_Your assignment_
Your answer should be the data below, reproduced with nothing changed.

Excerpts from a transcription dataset
________

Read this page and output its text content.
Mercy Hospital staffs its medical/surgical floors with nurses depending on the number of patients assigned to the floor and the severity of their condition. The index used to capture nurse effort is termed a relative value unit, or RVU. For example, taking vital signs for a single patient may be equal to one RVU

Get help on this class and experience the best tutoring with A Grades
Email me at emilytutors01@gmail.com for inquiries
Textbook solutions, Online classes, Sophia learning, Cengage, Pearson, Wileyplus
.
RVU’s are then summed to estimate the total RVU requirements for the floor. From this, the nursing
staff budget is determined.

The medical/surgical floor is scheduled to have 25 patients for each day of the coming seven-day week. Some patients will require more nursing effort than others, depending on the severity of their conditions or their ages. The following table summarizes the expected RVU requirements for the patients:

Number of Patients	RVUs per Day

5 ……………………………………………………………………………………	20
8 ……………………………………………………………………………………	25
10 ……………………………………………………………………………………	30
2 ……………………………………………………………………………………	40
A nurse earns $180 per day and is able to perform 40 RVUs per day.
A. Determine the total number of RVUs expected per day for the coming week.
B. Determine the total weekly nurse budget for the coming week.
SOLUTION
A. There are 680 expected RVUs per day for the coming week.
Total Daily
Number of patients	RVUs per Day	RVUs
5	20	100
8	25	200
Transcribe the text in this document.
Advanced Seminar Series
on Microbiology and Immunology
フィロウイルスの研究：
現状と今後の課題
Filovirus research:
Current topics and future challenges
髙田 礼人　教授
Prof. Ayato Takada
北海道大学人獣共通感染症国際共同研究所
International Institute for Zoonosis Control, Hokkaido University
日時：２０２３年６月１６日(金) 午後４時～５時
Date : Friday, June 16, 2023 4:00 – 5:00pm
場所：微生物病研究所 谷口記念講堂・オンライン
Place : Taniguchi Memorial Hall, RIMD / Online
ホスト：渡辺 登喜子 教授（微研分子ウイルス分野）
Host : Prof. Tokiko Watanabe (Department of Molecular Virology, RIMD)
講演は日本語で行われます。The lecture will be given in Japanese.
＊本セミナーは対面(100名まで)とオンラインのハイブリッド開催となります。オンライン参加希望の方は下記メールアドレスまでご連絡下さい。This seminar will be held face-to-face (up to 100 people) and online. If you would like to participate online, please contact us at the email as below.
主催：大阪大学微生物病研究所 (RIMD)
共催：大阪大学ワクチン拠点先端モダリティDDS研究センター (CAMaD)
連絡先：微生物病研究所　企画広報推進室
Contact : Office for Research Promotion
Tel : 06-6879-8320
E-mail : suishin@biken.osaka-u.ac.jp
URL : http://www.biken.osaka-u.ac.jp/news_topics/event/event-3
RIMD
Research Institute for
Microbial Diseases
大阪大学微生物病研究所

________

_Answer space_
Read this page and output its text content.
Mercy Hospital staffs its medical/surgical floors with nurses depending on the number of patients assigned to the floor and the severity of their condition. The index used to capture nurse effort is termed a relative value unit, or RVU. For example, taking vital signs for a single patient may be equal to one RVU

Get help on this class and experience the best tutoring with A Grades
Email me at emilytutors01@gmail.com for inquiries
Textbook solutions, Online classes, Sophia learning, Cengage, Pearson, Wileyplus
.
RVU’s are then summed to estimate the total RVU requirements for the floor. From this, the nursing
staff budget is determined.

The medical/surgical floor is scheduled to have 25 patients for each day of the coming seven-day week. Some patients will require more nursing effort than others, depending on the severity of their conditions or their ages. The following table summarizes the expected RVU requirements for the patients:

Number of Patients	RVUs per Day

5 ……………………………………………………………………………………	20
8 ……………………………………………………………………………………	25
10 ……………………………………………………………………………………	30
2 ……………………………………………………………………………………	40
A nurse earns $180 per day and is able to perform 40 RVUs per day.
A. Determine the total number of RVUs expected per day for the coming week.
B. Determine the total weekly nurse budget for the coming week.
SOLUTION
A. There are 680 expected RVUs per day for the coming week.
Total Daily
Number of patients	RVUs per Day	RVUs
5	20	100
8	25	200
Transcribe the text in this document.
Advanced Seminar Series
on Microbiology and Immunology
フィロウイルスの研究：
現状と今後の課題
Filovirus research:
Current topics and future challenges
髙田 礼人　教授
Prof. Ayato Takada
北海道大学人獣共通感染症国際共同研究所
International Institute for Zoonosis Control, Hokkaido University
日時：２０２３年６月１６日(金) 午後４時～５時
Date : Friday, June 16, 2023 4:00 – 5:00pm
場所：微生物病研究所 谷口記念講堂・オンライン
Place : Taniguchi Memorial Hall, RIMD / Online
ホスト：渡辺 登喜子 教授（微研分子ウイルス分野）
Host : Prof. Tokiko Watanabe (Department of Molecular Virology, RIMD)
講演は日本語で行われます。The lecture will be given in Japanese.
＊本セミナーは対面(100名まで)とオンラインのハイブリッド開催となります。オンライン参加希望の方は下記メールアドレスまでご連絡下さい。This seminar will be held face-to-face (up to 100 people) and online. If you would like to participate online, please contact us at the email as below.
主催：大阪大学微生物病研究所 (RIMD)
共催：大阪大学ワクチン拠点先端モダリティDDS研究センター (CAMaD)
連絡先：微生物病研究所　企画広報推進室
Contact : Office for Research Promotion
Tel : 06-6879-8320
E-mail : suishin@biken.osaka-u.ac.jp
URL : http://www.biken.osaka-u.ac.jp/news_topics/event/event-3
RIMD
Research Institute for
Microbial Diseases
大阪大学微生物病研究所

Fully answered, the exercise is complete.